WHAT TO WORK ON ::
Can you print the data exactly and leave out each image?

※

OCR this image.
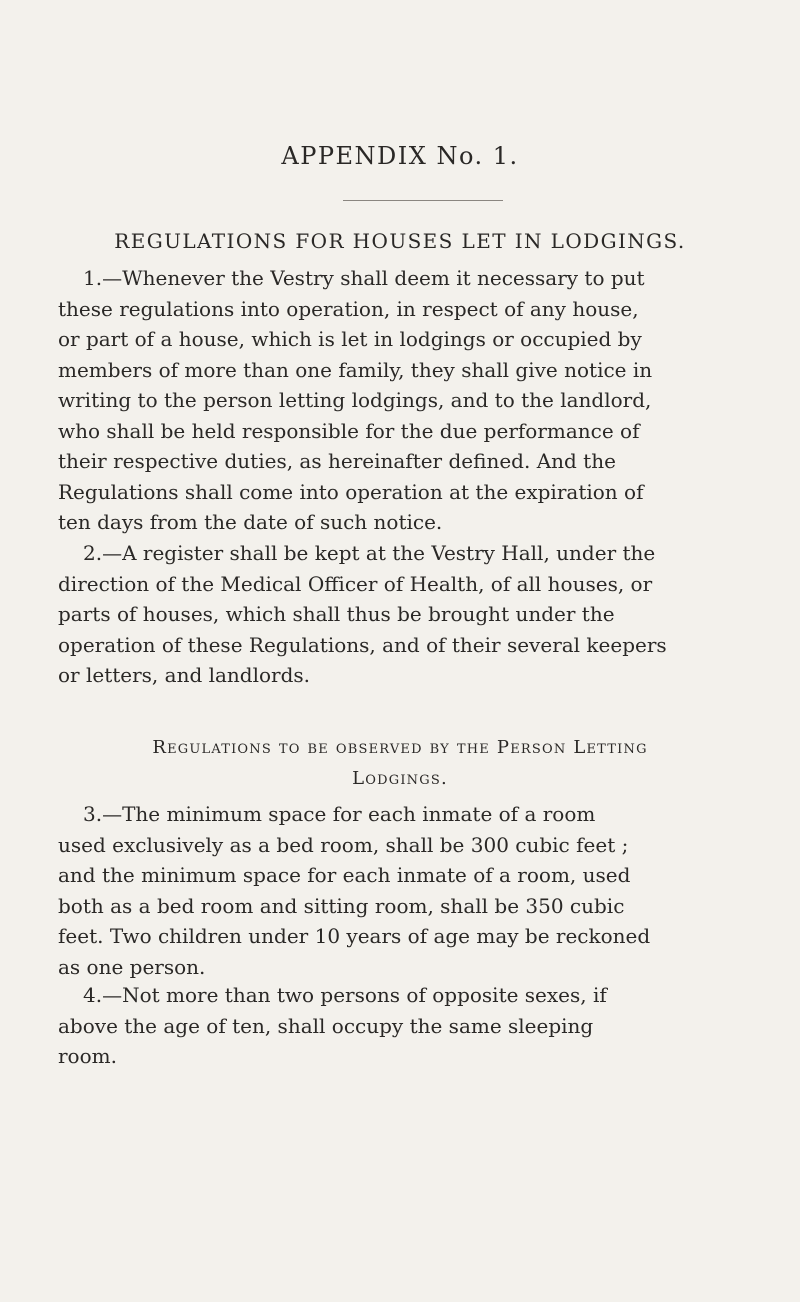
APPENDIX No. 1.
REGULATIONS FOR HOUSES LET IN LODGINGS.
1.—Whenever the Vestry shall deem it necessary to put
these regulations into operation, in respect of any house,
or part of a house, which is let in lodgings or occupied by
members of more than one family, they shall give notice in
writing to the person letting lodgings, and to the landlord,
who shall be held responsible for the due performance of
their respective duties, as hereinafter defined. And the
Regulations shall come into operation at the expiration of
ten days from the date of such notice.
2.—A register shall be kept at the Vestry Hall, under the
direction of the Medical Officer of Health, of all houses, or
parts of houses, which shall thus be brought under the
operation of these Regulations, and of their several keepers
or letters, and landlords.
Regulations to be observed by the Person Letting
Lodgings.
3.—The minimum space for each inmate of a room
used exclusively as a bed room, shall be 300 cubic feet ;
and the minimum space for each inmate of a room, used
both as a bed room and sitting room, shall be 350 cubic
feet. Two children under 10 years of age may be reckoned
as one person.
4.—Not more than two persons of opposite sexes, if
above the age of ten, shall occupy the same sleeping
room.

※

FULL SOLUTION ::
OCR this image.
APPENDIX No. 1.
REGULATIONS FOR HOUSES LET IN LODGINGS.
1.—Whenever the Vestry shall deem it necessary to put
these regulations into operation, in respect of any house,
or part of a house, which is let in lodgings or occupied by
members of more than one family, they shall give notice in
writing to the person letting lodgings, and to the landlord,
who shall be held responsible for the due performance of
their respective duties, as hereinafter defined. And the
Regulations shall come into operation at the expiration of
ten days from the date of such notice.
2.—A register shall be kept at the Vestry Hall, under the
direction of the Medical Officer of Health, of all houses, or
parts of houses, which shall thus be brought under the
operation of these Regulations, and of their several keepers
or letters, and landlords.
Regulations to be observed by the Person Letting
Lodgings.
3.—The minimum space for each inmate of a room
used exclusively as a bed room, shall be 300 cubic feet ;
and the minimum space for each inmate of a room, used
both as a bed room and sitting room, shall be 350 cubic
feet. Two children under 10 years of age may be reckoned
as one person.
4.—Not more than two persons of opposite sexes, if
above the age of ten, shall occupy the same sleeping
room.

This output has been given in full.